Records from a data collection
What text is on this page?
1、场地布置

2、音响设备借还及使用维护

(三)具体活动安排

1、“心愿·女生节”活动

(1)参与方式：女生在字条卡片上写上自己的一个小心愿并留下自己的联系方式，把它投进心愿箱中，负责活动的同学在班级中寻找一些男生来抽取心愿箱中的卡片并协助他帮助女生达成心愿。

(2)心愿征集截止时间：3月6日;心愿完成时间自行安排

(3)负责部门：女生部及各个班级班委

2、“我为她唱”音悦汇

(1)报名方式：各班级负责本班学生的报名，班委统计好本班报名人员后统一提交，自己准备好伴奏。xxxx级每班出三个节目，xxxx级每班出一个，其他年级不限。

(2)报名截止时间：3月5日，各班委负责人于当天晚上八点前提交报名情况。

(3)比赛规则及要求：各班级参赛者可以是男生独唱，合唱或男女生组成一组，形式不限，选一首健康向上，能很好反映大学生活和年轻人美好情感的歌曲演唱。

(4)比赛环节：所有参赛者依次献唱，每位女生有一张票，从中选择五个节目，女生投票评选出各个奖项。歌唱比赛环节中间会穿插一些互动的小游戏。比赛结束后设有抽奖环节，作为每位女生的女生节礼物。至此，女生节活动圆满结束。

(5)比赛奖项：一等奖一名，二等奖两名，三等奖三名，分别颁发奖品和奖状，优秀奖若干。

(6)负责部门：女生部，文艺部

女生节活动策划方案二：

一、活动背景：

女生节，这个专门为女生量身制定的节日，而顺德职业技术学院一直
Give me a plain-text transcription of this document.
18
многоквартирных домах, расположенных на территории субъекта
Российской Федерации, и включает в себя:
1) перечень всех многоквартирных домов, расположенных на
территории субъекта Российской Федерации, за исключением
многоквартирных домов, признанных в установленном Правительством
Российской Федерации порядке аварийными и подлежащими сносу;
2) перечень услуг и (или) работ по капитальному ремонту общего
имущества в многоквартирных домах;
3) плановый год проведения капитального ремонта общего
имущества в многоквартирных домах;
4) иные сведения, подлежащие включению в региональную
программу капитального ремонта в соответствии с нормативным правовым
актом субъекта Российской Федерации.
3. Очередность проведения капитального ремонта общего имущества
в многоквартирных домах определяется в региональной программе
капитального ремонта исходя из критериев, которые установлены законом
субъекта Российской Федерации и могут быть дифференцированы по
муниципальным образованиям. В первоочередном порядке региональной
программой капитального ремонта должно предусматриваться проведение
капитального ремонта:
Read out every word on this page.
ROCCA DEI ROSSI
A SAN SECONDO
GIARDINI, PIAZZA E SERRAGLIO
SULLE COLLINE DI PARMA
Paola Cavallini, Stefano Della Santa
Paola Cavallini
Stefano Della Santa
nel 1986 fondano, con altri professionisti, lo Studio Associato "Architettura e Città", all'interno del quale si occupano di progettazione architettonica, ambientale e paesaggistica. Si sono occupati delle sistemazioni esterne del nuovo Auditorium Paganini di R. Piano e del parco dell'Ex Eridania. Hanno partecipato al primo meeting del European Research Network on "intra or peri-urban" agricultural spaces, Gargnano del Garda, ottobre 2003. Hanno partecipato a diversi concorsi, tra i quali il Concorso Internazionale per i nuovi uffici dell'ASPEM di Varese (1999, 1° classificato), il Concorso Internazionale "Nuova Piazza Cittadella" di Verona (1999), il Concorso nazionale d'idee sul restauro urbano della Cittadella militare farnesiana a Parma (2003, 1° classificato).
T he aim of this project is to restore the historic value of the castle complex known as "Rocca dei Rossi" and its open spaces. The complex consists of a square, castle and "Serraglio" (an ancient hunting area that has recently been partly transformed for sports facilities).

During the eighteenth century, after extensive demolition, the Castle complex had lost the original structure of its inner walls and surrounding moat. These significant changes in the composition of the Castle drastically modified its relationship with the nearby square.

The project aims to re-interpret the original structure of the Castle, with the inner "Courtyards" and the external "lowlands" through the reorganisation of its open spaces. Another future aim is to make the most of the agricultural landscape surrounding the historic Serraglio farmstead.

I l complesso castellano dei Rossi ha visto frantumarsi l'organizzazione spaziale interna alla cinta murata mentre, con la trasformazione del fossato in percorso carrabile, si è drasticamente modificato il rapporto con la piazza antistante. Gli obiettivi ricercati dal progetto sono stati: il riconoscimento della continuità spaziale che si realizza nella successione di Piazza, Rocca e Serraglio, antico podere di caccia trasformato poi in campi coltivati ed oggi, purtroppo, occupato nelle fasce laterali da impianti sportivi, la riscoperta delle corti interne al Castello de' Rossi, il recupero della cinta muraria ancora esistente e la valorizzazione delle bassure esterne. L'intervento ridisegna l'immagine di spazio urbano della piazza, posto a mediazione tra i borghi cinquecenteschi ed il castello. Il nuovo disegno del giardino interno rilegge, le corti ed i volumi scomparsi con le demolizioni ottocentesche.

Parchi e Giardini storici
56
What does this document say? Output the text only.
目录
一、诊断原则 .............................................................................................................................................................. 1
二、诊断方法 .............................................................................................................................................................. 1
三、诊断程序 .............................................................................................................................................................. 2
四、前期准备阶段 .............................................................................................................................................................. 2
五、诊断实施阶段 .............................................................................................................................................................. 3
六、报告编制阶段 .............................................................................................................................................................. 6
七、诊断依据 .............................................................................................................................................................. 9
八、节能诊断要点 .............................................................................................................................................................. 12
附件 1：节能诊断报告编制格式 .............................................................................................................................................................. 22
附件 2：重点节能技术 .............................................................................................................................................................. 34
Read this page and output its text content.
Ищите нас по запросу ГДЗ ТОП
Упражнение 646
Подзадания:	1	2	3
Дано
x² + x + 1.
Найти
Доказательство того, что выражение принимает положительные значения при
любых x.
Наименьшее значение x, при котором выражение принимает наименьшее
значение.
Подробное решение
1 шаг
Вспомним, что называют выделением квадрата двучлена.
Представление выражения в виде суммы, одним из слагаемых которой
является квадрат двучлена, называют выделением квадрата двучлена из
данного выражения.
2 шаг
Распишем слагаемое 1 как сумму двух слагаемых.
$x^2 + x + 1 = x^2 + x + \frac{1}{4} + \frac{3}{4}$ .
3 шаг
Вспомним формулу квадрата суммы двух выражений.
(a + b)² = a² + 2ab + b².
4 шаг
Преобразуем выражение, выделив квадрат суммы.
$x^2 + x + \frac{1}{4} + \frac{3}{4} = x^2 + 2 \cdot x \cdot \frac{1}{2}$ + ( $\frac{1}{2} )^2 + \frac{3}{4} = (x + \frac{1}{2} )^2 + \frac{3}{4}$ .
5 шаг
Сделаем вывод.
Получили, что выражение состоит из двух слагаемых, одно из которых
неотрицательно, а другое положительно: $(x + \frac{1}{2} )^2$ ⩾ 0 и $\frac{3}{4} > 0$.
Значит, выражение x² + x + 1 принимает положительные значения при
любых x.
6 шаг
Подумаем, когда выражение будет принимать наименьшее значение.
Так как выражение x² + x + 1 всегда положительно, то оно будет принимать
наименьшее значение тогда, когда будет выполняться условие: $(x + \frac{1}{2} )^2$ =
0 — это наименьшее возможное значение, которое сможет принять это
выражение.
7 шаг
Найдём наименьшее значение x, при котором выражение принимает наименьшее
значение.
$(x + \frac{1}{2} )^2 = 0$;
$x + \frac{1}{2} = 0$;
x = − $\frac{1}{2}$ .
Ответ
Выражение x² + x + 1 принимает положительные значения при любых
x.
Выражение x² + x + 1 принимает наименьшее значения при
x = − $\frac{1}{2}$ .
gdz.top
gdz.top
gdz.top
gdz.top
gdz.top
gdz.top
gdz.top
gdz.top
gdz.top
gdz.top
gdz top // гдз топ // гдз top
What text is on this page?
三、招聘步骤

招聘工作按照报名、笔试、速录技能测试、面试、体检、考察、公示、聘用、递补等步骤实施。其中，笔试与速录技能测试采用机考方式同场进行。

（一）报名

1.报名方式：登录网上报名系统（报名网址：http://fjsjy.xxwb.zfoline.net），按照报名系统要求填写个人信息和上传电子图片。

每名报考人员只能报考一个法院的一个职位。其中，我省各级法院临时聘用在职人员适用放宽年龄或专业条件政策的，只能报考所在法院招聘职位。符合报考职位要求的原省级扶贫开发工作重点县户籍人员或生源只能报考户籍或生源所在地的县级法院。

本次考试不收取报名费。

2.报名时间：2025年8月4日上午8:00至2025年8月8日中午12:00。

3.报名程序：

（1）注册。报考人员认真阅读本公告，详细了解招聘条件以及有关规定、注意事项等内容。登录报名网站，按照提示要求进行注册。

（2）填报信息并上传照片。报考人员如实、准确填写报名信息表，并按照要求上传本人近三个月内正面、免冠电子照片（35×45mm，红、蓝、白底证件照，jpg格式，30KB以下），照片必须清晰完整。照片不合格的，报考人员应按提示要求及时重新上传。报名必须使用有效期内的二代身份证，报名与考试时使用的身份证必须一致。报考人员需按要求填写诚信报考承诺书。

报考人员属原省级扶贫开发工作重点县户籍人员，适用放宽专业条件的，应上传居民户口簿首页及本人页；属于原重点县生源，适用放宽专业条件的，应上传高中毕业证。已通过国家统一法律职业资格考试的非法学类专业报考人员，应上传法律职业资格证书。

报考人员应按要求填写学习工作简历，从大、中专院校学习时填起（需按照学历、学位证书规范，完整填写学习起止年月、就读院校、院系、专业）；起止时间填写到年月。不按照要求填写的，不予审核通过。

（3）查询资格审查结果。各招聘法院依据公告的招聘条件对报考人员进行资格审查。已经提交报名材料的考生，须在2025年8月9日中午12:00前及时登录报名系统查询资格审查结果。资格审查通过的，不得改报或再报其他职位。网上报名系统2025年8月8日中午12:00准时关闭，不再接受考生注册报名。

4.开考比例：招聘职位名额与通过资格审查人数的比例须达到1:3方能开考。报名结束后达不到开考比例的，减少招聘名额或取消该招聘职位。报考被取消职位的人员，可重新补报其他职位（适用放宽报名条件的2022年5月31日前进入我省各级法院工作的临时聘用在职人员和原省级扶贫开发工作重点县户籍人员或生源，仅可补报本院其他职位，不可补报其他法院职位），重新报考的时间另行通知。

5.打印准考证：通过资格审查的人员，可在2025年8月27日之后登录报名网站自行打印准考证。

:: WRITTEN TASK ::
Scan the data above; copy every line where "значения" appears.

:: TASK SOLUTION ::
Доказательство того, что выражение принимает положительные значения при
Значит, выражение x² + x + 1 принимает положительные значения при
Выражение x² + x + 1 принимает положительные значения при любых
Выражение x² + x + 1 принимает наименьшее значения при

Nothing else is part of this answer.